▶ **Problem description**
From the entries that follow, extract each line holding the string "Balakrishnan".

━━━━━ Information shown ━━━━━

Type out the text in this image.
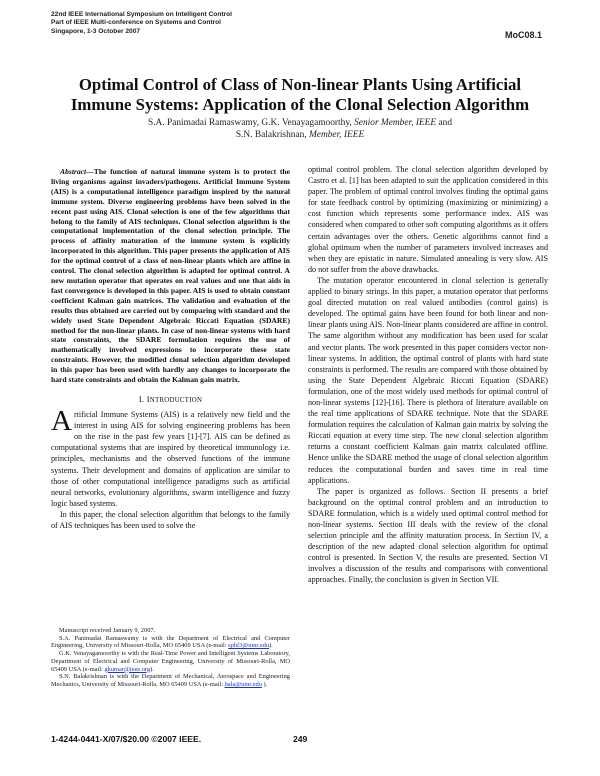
22nd IEEE International Symposium on Intelligent Control
Part of IEEE Multi-conference on Systems and Control
Singapore, 1-3 October 2007	MoC08.1
Optimal Control of Class of Non-linear Plants Using Artificial
Immune Systems: Application of the Clonal Selection Algorithm
S.A. Panimadai Ramaswamy, G.K. Venayagamoorthy, Senior Member, IEEE and
S.N. Balakrishnan, Member, IEEE

Abstract—The function of natural immune system is to protect the living organisms against invaders/pathogens. Artificial Immune System (AIS) is a computational intelligence paradigm inspired by the natural immune system. Diverse engineering problems have been solved in the recent past using AIS. Clonal selection is one of the few algorithms that belong to the family of AIS techniques. Clonal selection algorithm is the computational implementation of the clonal selection principle. The process of affinity maturation of the immune system is explicitly incorporated in this algorithm. This paper presents the application of AIS for the optimal control of a class of non-linear plants which are affine in control. The clonal selection algorithm is adapted for optimal control. A new mutation operator that operates on real values and one that aids in fast convergence is developed in this paper. AIS is used to obtain constant coefficient Kalman gain matrices. The validation and evaluation of the results thus obtained are carried out by comparing with standard and the widely used State Dependent Algebraic Riccati Equation (SDARE) method for the non-linear plants. In case of non-linear systems with hard state constraints, the SDARE formulation requires the use of mathematically involved expressions to incorporate these state constraints. However, the modified clonal selection algorithm developed in this paper has been used with hardly any changes to incorporate the hard state constraints and obtain the Kalman gain matrix.

I. INTRODUCTION

Artificial Immune Systems (AIS) is a relatively new field and the interest in using AIS for solving engineering problems has been on the rise in the past few years [1]-[7]. AIS can be defined as computational systems that are inspired by theoretical immunology i.e. principles, mechanisms and the observed functions of the immune systems. Their development and domains of application are similar to those of other computational intelligence paradigms such as artificial neural networks, evolutionary algorithms, swarm intelligence and fuzzy logic based systems.

In this paper, the clonal selection algorithm that belongs to the family of AIS techniques has been used to solve the

Manuscript received January 9, 2007.

S.A. Panimadai Ramaswamy is with the Department of Electrical and Computer Engineering, University of Missouri-Rolla, MO 65409 USA (e-mail: sphf3@umr.edu).

G.K. Venayagamoorthy is with the Real-Time Power and Intelligent Systems Laboratory, Department of Electrical and Computer Engineering, University of Missouri-Rolla, MO 65409 USA (e-mail: gkumar@ieee.org).

S.N. Balakrishnan is with the Department of Mechanical, Aerospace and Engineering Mechanics, University of Missouri-Rolla, MO 65409 USA (e-mail: bala@umr.edu ).

optimal control problem. The clonal selection algorithm developed by Castro et al. [1] has been adapted to suit the application considered in this paper. The problem of optimal control involves finding the optimal gains for state feedback control by optimizing (maximizing or minimizing) a cost function which represents some performance index. AIS was considered when compared to other soft computing algorithms as it offers certain advantages over the others. Genetic algorithms cannot find a global optimum when the number of parameters involved increases and when they are epistatic in nature. Simulated annealing is very slow. AIS do not suffer from the above drawbacks.

The mutation operator encountered in clonal selection is generally applied to binary strings. In this paper, a mutation operator that performs goal directed mutation on real valued antibodies (control gains) is developed. The optimal gains have been found for both linear and non-linear plants using AIS. Non-linear plants considered are affine in control. The same algorithm without any modification has been used for scalar and vector plants. The work presented in this paper considers vector non-linear systems. In addition, the optimal control of plants with hard state constraints is performed. The results are compared with those obtained by using the State Dependent Algebraic Riccati Equation (SDARE) formulation, one of the most widely used methods for optimal control of non-linear systems [12]-[16]. There is plethora of literature available on the real time applications of SDARE technique. Note that the SDARE formulation requires the calculation of Kalman gain matrix by solving the Riccati equation at every time step. The new clonal selection algorithm returns a constant coefficient Kalman gain matrix calculated offline. Hence unlike the SDARE method the usage of clonal selection algorithm reduces the computational burden and saves time in real time applications.

The paper is organized as follows. Section II presents a brief background on the optimal control problem and an introduction to SDARE formulation, which is a widely used optimal control method for non-linear systems. Section III deals with the review of the clonal selection principle and the affinity maturation process. In Section IV, a description of the new adapted clonal selection algorithm for optimal control is presented. In Section V, the results are presented. Section VI involves a discussion of the results and comparisons with conventional approaches. Finally, the conclusion is given in Section VII.

1-4244-0441-X/07/$20.00 ©2007 IEEE.	249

━━━━━

▶ **Problem solution**
S.N. Balakrishnan, Member, IEEE
S.N. Balakrishnan is with the Department of Mechanical, Aerospace and Engineering Mechanics, University of Missouri-Rolla, MO 65409 USA (e-mail: bala@umr.edu ).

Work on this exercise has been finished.